## DIRECTIVE
State how many lines in the entries below contain "SEEVCCC". Write nothing but the number.

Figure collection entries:
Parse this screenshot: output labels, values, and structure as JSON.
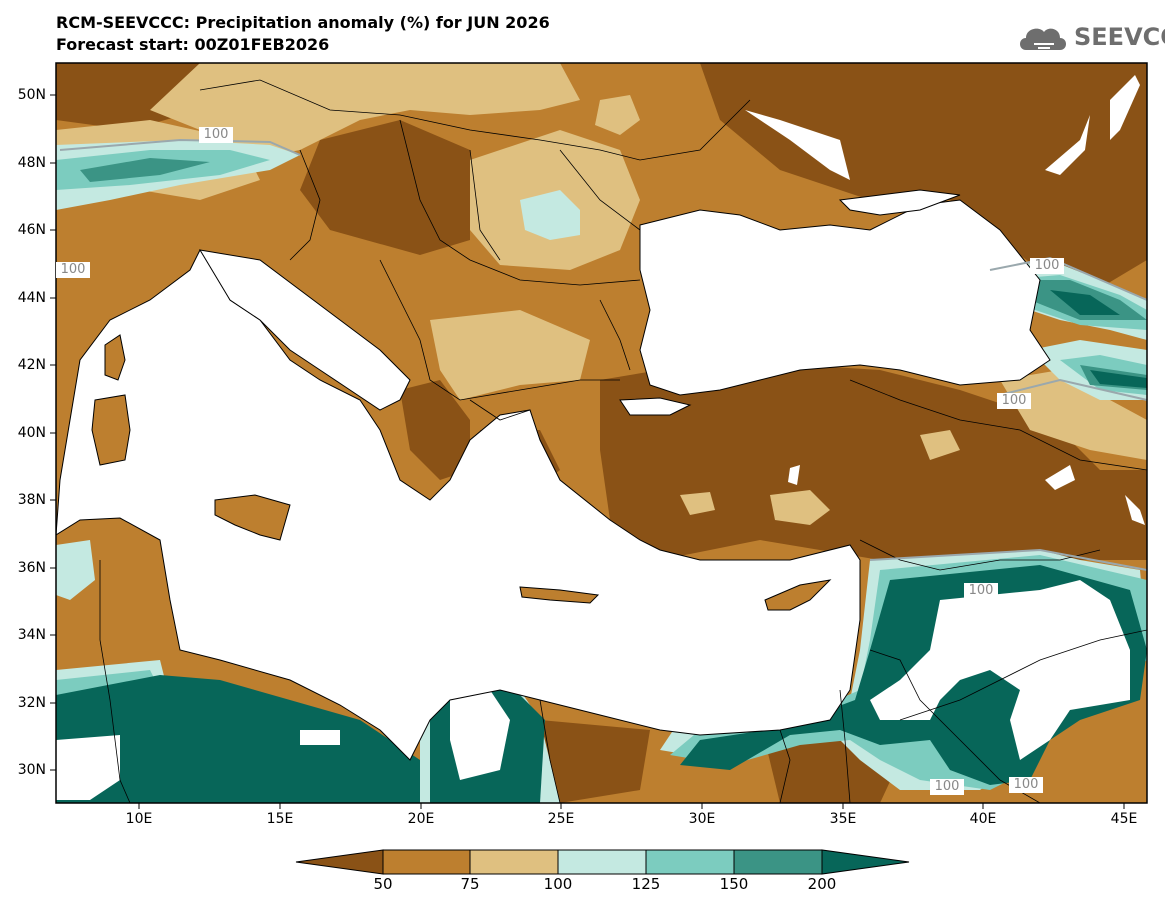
{
  "header": {
    "title_line1": "RCM-SEEVCCC: Precipitation anomaly (%) for JUN 2026",
    "title_line2": "Forecast start: 00Z01FEB2026"
  },
  "logo": {
    "text": "SEEVCCC"
  },
  "axes": {
    "lat_labels": [
      "50N",
      "48N",
      "46N",
      "44N",
      "42N",
      "40N",
      "38N",
      "36N",
      "34N",
      "32N",
      "30N"
    ],
    "lon_labels": [
      "10E",
      "15E",
      "20E",
      "25E",
      "30E",
      "35E",
      "40E",
      "45E"
    ]
  },
  "contour_labels": [
    "100",
    "100",
    "100",
    "100",
    "100",
    "100",
    "100"
  ],
  "colorbar": {
    "labels": [
      "50",
      "75",
      "100",
      "125",
      "150",
      "200"
    ],
    "colors": [
      "#8a5216",
      "#bd7f2f",
      "#dfc080",
      "#c4e9e1",
      "#7cccbf",
      "#3b9485",
      "#076659"
    ]
  },
  "colors": {
    "very_dry": "#8a5216",
    "dry": "#bd7f2f",
    "slightly_dry": "#dfc080",
    "slightly_wet": "#c4e9e1",
    "wet": "#7cccbf",
    "very_wet": "#3b9485",
    "extreme_wet": "#076659",
    "sea": "#ffffff"
  }
}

## ANSWER TO THE PROBLEM
2